§ **Exercise description**:
Copy every line of the records below that holds the word "Abundance".

★ ★ ★ ★ ★

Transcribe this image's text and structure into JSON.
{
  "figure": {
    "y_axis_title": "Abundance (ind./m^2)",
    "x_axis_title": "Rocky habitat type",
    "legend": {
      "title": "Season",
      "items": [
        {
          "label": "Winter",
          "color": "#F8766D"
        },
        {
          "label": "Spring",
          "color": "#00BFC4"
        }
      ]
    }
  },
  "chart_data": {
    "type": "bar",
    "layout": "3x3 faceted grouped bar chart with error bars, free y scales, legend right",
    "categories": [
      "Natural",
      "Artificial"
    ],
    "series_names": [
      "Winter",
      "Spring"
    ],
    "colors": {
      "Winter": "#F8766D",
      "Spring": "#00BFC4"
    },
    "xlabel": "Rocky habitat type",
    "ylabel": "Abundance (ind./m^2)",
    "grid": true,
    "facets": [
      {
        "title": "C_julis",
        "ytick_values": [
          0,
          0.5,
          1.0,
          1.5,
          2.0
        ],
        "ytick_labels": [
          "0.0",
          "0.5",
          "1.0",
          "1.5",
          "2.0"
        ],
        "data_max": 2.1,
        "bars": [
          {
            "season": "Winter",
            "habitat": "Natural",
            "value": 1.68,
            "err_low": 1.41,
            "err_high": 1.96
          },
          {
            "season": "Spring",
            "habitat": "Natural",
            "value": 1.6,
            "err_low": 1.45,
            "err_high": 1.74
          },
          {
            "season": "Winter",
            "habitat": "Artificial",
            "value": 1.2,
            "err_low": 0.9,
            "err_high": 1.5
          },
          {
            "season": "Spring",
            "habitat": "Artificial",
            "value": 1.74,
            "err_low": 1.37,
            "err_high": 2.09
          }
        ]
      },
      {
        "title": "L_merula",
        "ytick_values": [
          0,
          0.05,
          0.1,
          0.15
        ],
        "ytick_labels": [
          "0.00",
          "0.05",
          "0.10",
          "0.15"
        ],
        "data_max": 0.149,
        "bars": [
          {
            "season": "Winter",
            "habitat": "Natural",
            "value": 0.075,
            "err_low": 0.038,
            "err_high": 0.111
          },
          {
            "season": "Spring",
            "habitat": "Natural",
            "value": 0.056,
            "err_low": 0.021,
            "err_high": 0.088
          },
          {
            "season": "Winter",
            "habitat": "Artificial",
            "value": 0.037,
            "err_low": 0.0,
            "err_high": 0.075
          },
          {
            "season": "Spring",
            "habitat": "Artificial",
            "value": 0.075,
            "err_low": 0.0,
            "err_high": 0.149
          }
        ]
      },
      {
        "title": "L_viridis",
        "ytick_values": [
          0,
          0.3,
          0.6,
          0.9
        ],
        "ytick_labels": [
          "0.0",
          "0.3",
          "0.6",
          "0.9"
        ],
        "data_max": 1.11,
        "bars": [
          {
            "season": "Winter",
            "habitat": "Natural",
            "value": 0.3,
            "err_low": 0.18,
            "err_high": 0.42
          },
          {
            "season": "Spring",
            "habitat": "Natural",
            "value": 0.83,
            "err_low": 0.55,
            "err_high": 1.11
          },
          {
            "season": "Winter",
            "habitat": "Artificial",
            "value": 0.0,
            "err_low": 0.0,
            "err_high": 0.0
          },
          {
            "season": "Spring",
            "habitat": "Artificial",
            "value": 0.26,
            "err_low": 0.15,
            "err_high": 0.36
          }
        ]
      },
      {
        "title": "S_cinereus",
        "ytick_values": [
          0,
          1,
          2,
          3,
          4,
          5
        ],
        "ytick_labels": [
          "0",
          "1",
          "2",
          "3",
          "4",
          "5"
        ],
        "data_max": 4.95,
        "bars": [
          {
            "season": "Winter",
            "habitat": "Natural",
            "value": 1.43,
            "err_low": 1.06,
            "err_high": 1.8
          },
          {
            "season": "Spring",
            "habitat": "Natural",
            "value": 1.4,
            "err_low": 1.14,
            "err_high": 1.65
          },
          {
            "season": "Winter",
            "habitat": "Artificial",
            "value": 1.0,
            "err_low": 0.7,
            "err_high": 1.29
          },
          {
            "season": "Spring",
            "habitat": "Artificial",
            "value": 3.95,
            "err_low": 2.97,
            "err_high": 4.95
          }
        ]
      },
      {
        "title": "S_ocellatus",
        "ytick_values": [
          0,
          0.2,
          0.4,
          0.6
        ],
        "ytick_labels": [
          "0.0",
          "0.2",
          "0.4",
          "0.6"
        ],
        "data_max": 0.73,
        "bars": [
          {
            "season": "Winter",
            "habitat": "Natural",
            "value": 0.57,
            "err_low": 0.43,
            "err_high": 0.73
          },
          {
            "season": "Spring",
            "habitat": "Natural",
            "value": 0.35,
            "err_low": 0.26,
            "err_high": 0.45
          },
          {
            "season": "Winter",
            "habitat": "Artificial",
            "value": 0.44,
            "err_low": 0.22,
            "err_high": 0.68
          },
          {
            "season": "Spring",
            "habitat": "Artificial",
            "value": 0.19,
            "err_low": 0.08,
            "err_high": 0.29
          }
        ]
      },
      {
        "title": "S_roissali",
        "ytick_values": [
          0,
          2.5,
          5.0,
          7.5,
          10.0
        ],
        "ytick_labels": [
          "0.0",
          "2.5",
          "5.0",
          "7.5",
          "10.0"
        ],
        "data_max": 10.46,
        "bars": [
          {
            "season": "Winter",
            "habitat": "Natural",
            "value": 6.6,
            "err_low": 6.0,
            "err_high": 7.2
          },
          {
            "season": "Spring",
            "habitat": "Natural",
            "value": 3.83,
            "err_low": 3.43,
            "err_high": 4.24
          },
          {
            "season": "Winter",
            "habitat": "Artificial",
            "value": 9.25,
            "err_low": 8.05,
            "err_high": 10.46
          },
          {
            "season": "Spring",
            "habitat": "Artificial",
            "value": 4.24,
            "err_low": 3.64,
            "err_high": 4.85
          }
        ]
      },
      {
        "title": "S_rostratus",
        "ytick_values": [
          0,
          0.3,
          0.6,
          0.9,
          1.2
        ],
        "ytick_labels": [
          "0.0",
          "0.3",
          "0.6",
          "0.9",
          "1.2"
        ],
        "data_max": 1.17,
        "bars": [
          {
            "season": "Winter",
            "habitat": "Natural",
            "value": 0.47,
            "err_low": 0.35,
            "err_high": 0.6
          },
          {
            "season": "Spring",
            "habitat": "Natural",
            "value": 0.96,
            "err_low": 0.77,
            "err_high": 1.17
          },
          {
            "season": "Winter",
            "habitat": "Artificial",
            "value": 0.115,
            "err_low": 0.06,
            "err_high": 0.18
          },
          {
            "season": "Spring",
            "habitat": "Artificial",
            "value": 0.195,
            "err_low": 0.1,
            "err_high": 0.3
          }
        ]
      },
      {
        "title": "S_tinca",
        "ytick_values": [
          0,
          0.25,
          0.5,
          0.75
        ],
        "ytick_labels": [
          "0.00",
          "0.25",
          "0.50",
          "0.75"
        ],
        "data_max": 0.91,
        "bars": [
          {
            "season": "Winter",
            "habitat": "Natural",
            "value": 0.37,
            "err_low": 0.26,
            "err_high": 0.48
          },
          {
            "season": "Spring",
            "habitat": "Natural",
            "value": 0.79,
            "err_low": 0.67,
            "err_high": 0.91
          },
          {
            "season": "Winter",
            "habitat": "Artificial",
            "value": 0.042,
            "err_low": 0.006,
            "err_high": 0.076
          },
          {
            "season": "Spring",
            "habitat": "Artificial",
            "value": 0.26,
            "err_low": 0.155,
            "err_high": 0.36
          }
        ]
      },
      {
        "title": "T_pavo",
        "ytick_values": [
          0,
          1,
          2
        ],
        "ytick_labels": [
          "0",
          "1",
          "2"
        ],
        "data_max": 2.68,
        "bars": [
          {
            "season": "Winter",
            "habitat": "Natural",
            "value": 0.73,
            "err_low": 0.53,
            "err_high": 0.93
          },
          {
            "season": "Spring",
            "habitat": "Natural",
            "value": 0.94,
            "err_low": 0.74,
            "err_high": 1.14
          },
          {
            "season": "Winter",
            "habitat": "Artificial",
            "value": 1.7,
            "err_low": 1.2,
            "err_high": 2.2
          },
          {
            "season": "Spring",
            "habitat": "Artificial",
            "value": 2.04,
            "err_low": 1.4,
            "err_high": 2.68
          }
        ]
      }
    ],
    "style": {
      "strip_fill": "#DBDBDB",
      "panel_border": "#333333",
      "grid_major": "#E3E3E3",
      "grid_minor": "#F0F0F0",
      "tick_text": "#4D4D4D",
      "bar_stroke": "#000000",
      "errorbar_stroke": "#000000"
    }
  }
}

★ ★ ★ ★ ★

§ **Exercise output**:
    "y_axis_title": "Abundance (ind./m^2)",
    "ylabel": "Abundance (ind./m^2)",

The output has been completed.